** Begin **

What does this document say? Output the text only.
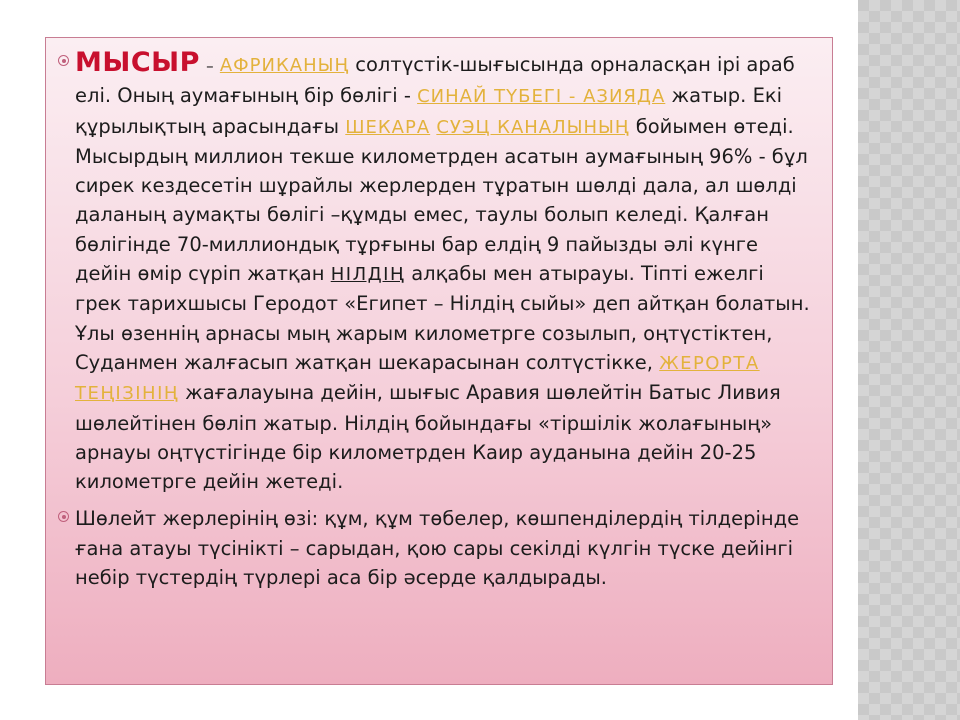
МЫСЫР – АФРИКАНЫҢ солтүстік-шығысында орналасқан ірі араб елі. Оның аумағының бір бөлігі - СИНАЙ ТҮБЕГІ - АЗИЯДА жатыр. Екі құрылықтың арасындағы ШЕКАРА СУЭЦ КАНАЛЫНЫҢ бойымен өтеді. Мысырдың миллион текше километрден асатын аумағының 96% - бұл сирек кездесетін шұрайлы жерлерден тұратын шөлді дала, ал шөлді даланың аумақты бөлігі –құмды емес, таулы болып келеді. Қалған бөлігінде 70-миллиондық тұрғыны бар елдің 9 пайызды әлі күнге дейін өмір сүріп жатқан НІЛДІҢ алқабы мен атырауы. Тіпті ежелгі грек тарихшысы Геродот «Египет – Нілдің сыйы» деп айтқан болатын. Ұлы өзеннің арнасы мың жарым километрге созылып, оңтүстіктен, Суданмен жалғасып жатқан шекарасынан солтүстікке, ЖЕРОРТА ТЕҢІЗІНІҢ жағалауына дейін, шығыс Аравия шөлейтін Батыс Ливия шөлейтінен бөліп жатыр. Нілдің бойындағы «тіршілік жолағының» арнауы оңтүстігінде бір километрден Каир ауданына дейін 20-25 километрге дейін жетеді.
Шөлейт жерлерінің өзі: құм, құм төбелер, көшпенділердің тілдерінде ғана атауы түсінікті – сарыдан, қою сары секілді күлгін түске дейінгі небір түстердің түрлері аса бір әсерде қалдырады.
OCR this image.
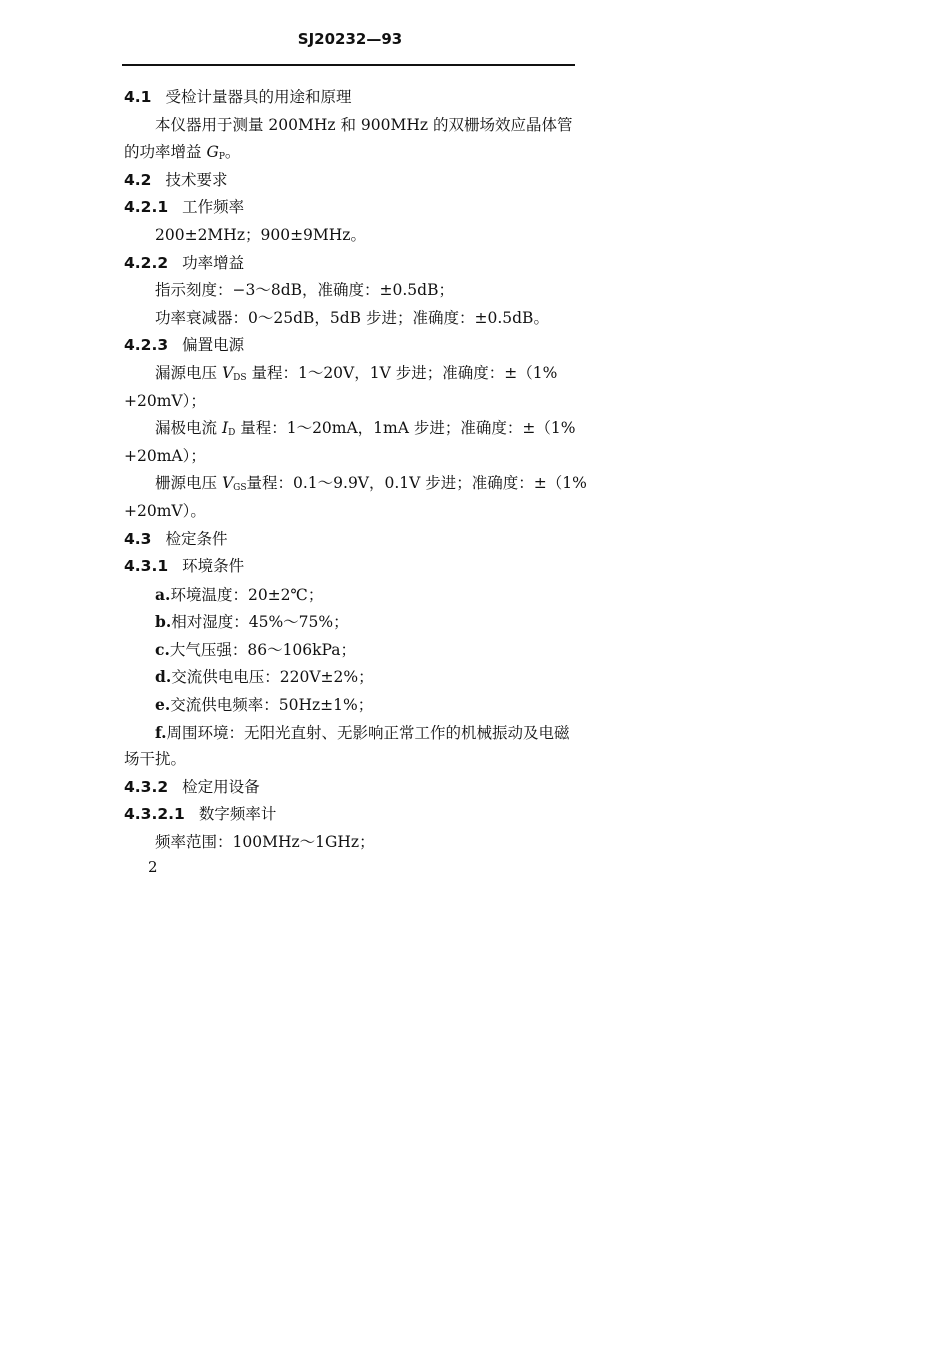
SJ20232—93
4.1 受检计量器具的用途和原理
本仪器用于测量 200MHz 和 900MHz 的双栅场效应晶体管
的功率增益 $G_P$。
4.2 技术要求
4.2.1 工作频率
200±2MHz；900±9MHz。
4.2.2 功率增益
指示刻度：−3～8dB，准确度：±0.5dB；
功率衰减器：0～25dB，5dB 步进；准确度：±0.5dB。
4.2.3 偏置电源
漏源电压 $V_{DS}$ 量程：1～20V，1V 步进；准确度：±（1%
+20mV）；
漏极电流 $I_D$ 量程：1～20mA，1mA 步进；准确度：±（1%
+20mA）；
栅源电压 $V_{GS}$量程：0.1～9.9V，0.1V 步进；准确度：±（1%
+20mV）。
4.3 检定条件
4.3.1 环境条件
a.环境温度：20±2℃；
b.相对湿度：45%～75%；
c.大气压强：86～106kPa；
d.交流供电电压：220V±2%；
e.交流供电频率：50Hz±1%；
f.周围环境：无阳光直射、无影响正常工作的机械振动及电磁
场干扰。
4.3.2 检定用设备
4.3.2.1 数字频率计
频率范围：100MHz～1GHz；
2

** End **

Written request:
Pictures are excluded; copy every other part of the records exactly.

Solution to this exercise:
What does this document say? Output the text only.
МЫСЫР – АФРИКАНЫҢ солтүстік-шығысында орналасқан ірі араб елі. Оның аумағының бір бөлігі - СИНАЙ ТҮБЕГІ - АЗИЯДА жатыр. Екі құрылықтың арасындағы ШЕКАРА СУЭЦ КАНАЛЫНЫҢ бойымен өтеді. Мысырдың миллион текше километрден асатын аумағының 96% - бұл сирек кездесетін шұрайлы жерлерден тұратын шөлді дала, ал шөлді даланың аумақты бөлігі –құмды емес, таулы болып келеді. Қалған бөлігінде 70-миллиондық тұрғыны бар елдің 9 пайызды әлі күнге дейін өмір сүріп жатқан НІЛДІҢ алқабы мен атырауы. Тіпті ежелгі грек тарихшысы Геродот «Египет – Нілдің сыйы» деп айтқан болатын. Ұлы өзеннің арнасы мың жарым километрге созылып, оңтүстіктен, Суданмен жалғасып жатқан шекарасынан солтүстікке, ЖЕРОРТА ТЕҢІЗІНІҢ жағалауына дейін, шығыс Аравия шөлейтін Батыс Ливия шөлейтінен бөліп жатыр. Нілдің бойындағы «тіршілік жолағының» арнауы оңтүстігінде бір километрден Каир ауданына дейін 20-25 километрге дейін жетеді.
Шөлейт жерлерінің өзі: құм, құм төбелер, көшпенділердің тілдерінде ғана атауы түсінікті – сарыдан, қою сары секілді күлгін түске дейінгі небір түстердің түрлері аса бір әсерде қалдырады.
OCR this image.
SJ20232—93
4.1 受检计量器具的用途和原理
本仪器用于测量 200MHz 和 900MHz 的双栅场效应晶体管
的功率增益 $G_P$。
4.2 技术要求
4.2.1 工作频率
200±2MHz；900±9MHz。
4.2.2 功率增益
指示刻度：−3～8dB，准确度：±0.5dB；
功率衰减器：0～25dB，5dB 步进；准确度：±0.5dB。
4.2.3 偏置电源
漏源电压 $V_{DS}$ 量程：1～20V，1V 步进；准确度：±（1%
+20mV）；
漏极电流 $I_D$ 量程：1～20mA，1mA 步进；准确度：±（1%
+20mA）；
栅源电压 $V_{GS}$量程：0.1～9.9V，0.1V 步进；准确度：±（1%
+20mV）。
4.3 检定条件
4.3.1 环境条件
a.环境温度：20±2℃；
b.相对湿度：45%～75%；
c.大气压强：86～106kPa；
d.交流供电电压：220V±2%；
e.交流供电频率：50Hz±1%；
f.周围环境：无阳光直射、无影响正常工作的机械振动及电磁
场干扰。
4.3.2 检定用设备
4.3.2.1 数字频率计
频率范围：100MHz～1GHz；
2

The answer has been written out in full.